Input:
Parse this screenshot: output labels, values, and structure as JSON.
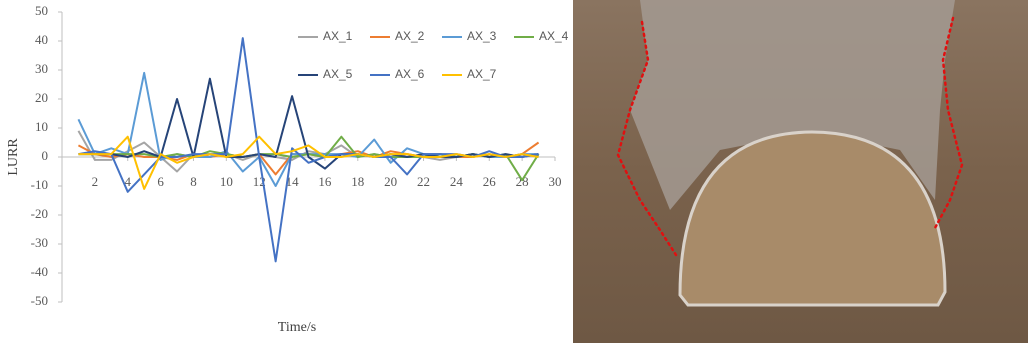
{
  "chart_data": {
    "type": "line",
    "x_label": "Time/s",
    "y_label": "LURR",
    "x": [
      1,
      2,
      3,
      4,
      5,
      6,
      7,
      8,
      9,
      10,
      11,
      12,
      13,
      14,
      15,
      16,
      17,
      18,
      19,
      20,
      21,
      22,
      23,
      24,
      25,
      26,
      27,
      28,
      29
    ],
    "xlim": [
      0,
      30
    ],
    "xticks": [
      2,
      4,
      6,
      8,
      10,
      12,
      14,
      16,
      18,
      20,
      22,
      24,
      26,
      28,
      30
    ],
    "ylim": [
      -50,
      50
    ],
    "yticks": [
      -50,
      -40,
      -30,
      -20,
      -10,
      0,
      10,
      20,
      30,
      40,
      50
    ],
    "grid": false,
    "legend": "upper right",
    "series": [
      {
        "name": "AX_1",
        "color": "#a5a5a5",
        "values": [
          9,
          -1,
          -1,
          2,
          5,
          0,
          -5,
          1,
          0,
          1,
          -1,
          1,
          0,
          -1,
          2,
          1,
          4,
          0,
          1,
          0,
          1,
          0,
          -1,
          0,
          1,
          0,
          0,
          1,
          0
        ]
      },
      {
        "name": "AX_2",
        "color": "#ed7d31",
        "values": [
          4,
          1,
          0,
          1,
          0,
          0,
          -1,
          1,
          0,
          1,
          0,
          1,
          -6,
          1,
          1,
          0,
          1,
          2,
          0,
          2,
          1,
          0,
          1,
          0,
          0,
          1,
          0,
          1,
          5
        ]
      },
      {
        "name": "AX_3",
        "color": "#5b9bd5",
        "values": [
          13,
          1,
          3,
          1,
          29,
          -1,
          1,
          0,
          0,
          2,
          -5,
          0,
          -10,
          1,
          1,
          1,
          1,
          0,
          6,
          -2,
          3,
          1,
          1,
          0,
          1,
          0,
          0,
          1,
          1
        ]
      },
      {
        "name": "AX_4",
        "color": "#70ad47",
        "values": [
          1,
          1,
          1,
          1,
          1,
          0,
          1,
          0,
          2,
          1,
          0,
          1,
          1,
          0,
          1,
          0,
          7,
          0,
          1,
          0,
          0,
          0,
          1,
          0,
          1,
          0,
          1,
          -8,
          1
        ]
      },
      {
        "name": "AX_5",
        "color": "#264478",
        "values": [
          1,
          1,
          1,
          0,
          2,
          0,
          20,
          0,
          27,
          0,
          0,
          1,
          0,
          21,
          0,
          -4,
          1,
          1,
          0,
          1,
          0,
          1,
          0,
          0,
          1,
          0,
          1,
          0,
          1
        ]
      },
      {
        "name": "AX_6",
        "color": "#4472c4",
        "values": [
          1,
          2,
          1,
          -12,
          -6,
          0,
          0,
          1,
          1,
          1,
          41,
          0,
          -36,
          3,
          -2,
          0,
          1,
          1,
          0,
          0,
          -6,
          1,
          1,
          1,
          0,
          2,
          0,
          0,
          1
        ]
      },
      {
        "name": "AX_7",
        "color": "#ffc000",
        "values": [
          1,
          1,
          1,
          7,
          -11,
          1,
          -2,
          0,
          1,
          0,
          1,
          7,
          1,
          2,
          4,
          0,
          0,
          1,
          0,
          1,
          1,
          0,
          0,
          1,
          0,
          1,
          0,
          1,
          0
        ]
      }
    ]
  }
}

Exercise description: Copy each line in the data that holds the word "color".

Response to this exercise:
        "color": "#a5a5a5",
        "color": "#ed7d31",
        "color": "#5b9bd5",
        "color": "#70ad47",
        "color": "#264478",
        "color": "#4472c4",
        "color": "#ffc000",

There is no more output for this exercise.